[Listings of element locations]

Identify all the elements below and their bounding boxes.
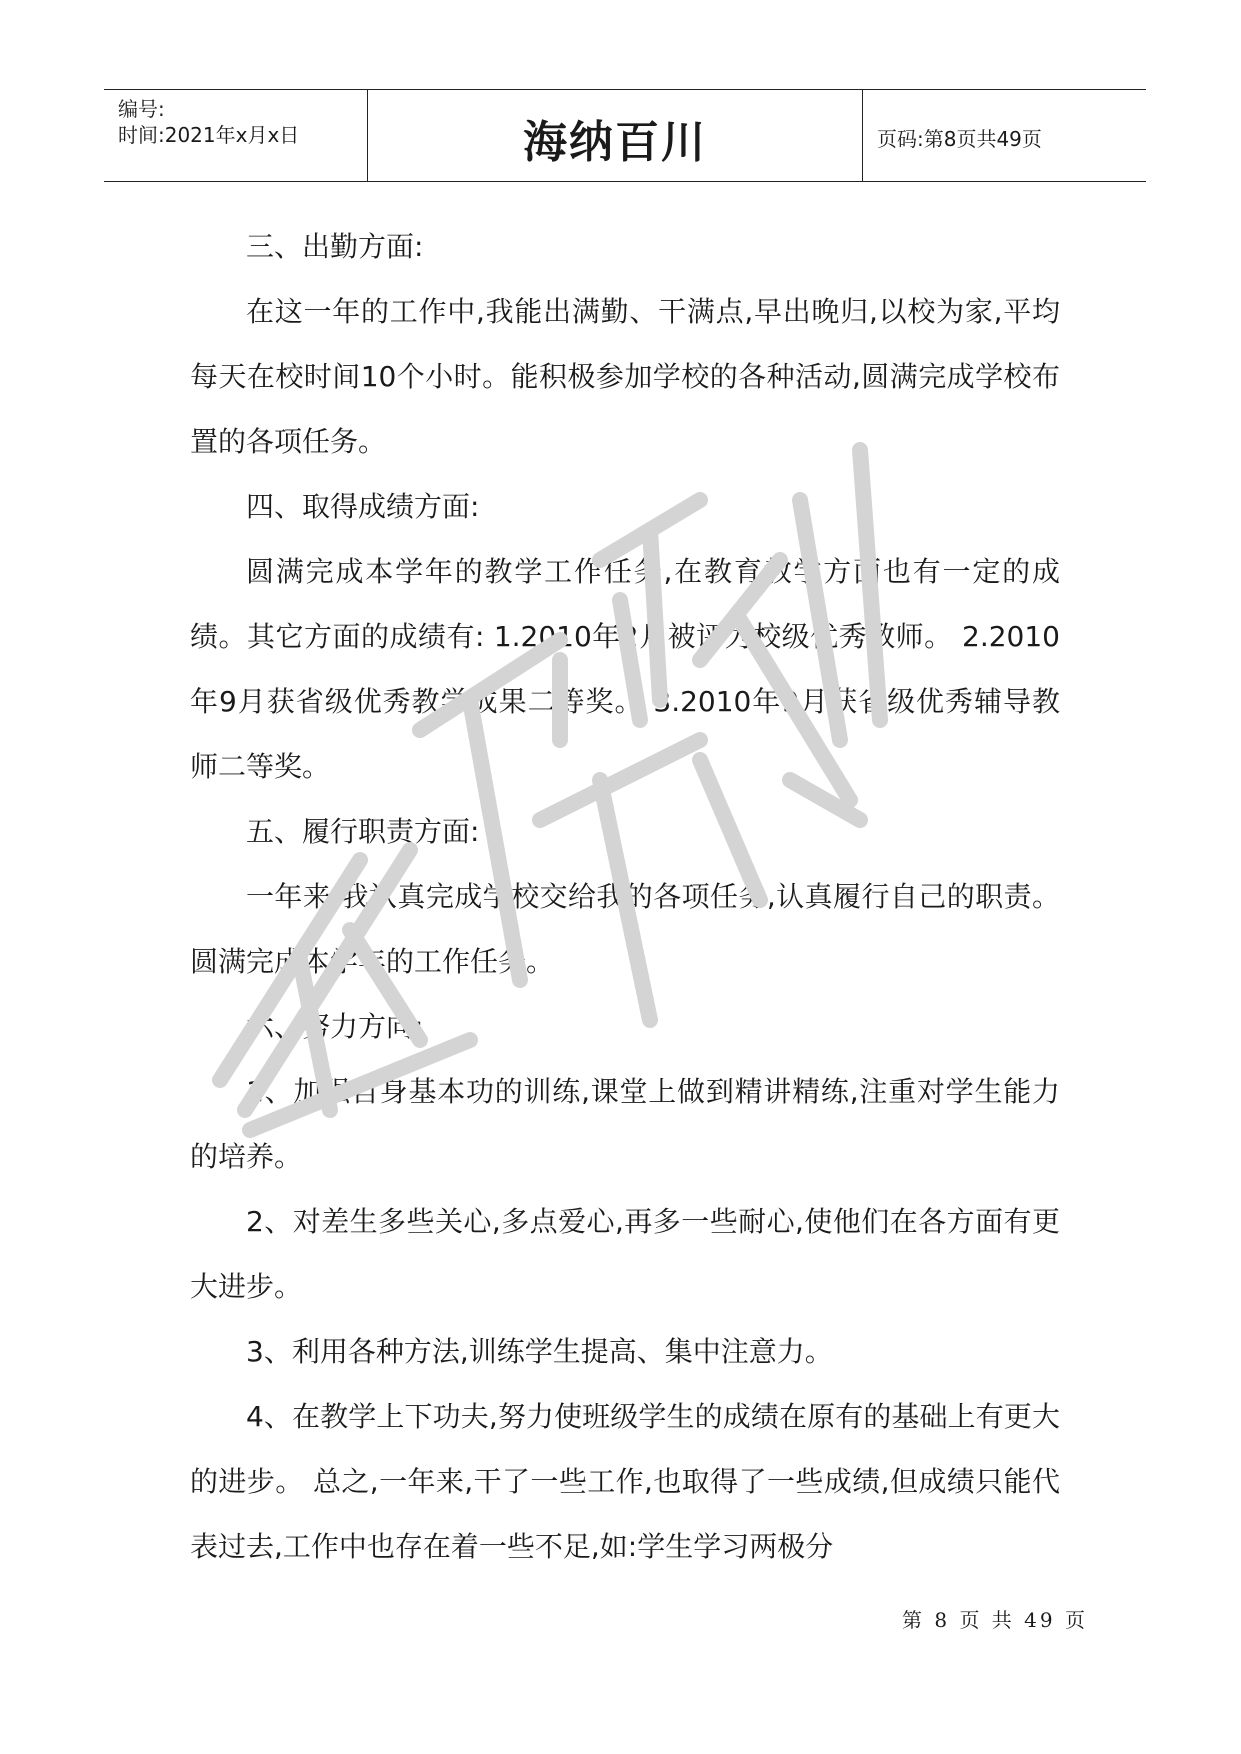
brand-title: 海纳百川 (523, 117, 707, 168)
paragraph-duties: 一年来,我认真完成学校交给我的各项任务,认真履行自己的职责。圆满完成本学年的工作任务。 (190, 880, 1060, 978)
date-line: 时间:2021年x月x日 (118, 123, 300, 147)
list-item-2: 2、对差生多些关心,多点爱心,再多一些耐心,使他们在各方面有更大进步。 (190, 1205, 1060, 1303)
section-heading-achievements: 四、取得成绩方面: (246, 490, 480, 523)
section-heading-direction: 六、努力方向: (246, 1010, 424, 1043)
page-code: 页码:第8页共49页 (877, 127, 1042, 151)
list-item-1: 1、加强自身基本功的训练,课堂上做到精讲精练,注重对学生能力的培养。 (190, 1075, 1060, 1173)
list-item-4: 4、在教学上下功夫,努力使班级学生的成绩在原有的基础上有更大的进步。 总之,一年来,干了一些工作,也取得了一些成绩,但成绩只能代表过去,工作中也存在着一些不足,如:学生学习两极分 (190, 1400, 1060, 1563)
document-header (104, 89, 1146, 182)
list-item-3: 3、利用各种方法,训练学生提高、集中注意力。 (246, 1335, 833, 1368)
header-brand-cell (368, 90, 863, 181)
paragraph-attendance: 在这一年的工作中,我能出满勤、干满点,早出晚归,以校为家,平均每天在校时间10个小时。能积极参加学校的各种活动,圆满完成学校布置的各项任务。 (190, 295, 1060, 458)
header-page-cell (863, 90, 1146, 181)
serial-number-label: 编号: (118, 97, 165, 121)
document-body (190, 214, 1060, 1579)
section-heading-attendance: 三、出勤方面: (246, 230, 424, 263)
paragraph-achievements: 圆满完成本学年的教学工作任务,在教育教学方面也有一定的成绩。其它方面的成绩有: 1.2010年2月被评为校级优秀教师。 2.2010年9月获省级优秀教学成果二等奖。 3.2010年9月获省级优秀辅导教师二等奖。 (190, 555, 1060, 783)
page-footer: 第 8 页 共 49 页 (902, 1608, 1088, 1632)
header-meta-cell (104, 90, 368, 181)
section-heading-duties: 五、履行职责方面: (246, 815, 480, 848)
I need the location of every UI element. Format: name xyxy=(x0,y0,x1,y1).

» Description of the task
Turn every line of the records above into a numbered list, skipping blank lines. Leave the pictures out of the answer.

» Exercise result
1. Identify all the elements below and their bounding boxes.
2. brand-title: 海纳百川 (523, 117, 707, 168)
3. paragraph-duties: 一年来,我认真完成学校交给我的各项任务,认真履行自己的职责。圆满完成本学年的工作任务。 (190, 880, 1060, 978)
4. date-line: 时间:2021年x月x日 (118, 123, 300, 147)
5. list-item-2: 2、对差生多些关心,多点爱心,再多一些耐心,使他们在各方面有更大进步。 (190, 1205, 1060, 1303)
6. section-heading-achievements: 四、取得成绩方面: (246, 490, 480, 523)
7. section-heading-direction: 六、努力方向: (246, 1010, 424, 1043)
8. page-code: 页码:第8页共49页 (877, 127, 1042, 151)
9. list-item-1: 1、加强自身基本功的训练,课堂上做到精讲精练,注重对学生能力的培养。 (190, 1075, 1060, 1173)
10. list-item-4: 4、在教学上下功夫,努力使班级学生的成绩在原有的基础上有更大的进步。 总之,一年来,干了一些工作,也取得了一些成绩,但成绩只能代表过去,工作中也存在着一些不足,如:学生学习两极分 (190, 1400, 1060, 1563)
11. document-header (104, 89, 1146, 182)
12. list-item-3: 3、利用各种方法,训练学生提高、集中注意力。 (246, 1335, 833, 1368)
13. header-brand-cell (368, 90, 863, 181)
14. paragraph-attendance: 在这一年的工作中,我能出满勤、干满点,早出晚归,以校为家,平均每天在校时间10个小时。能积极参加学校的各种活动,圆满完成学校布置的各项任务。 (190, 295, 1060, 458)
15. header-page-cell (863, 90, 1146, 181)
16. serial-number-label: 编号: (118, 97, 165, 121)
17. document-body (190, 214, 1060, 1579)
18. section-heading-attendance: 三、出勤方面: (246, 230, 424, 263)
19. paragraph-achievements: 圆满完成本学年的教学工作任务,在教育教学方面也有一定的成绩。其它方面的成绩有: 1.2010年2月被评为校级优秀教师。 2.2010年9月获省级优秀教学成果二等奖。 3.2010年9月获省级优秀辅导教师二等奖。 (190, 555, 1060, 783)
20. page-footer: 第 8 页 共 49 页 (902, 1608, 1088, 1632)
21. header-meta-cell (104, 90, 368, 181)
22. section-heading-duties: 五、履行职责方面: (246, 815, 480, 848)
23. I need the location of every UI element. Format: name xyxy=(x0,y0,x1,y1).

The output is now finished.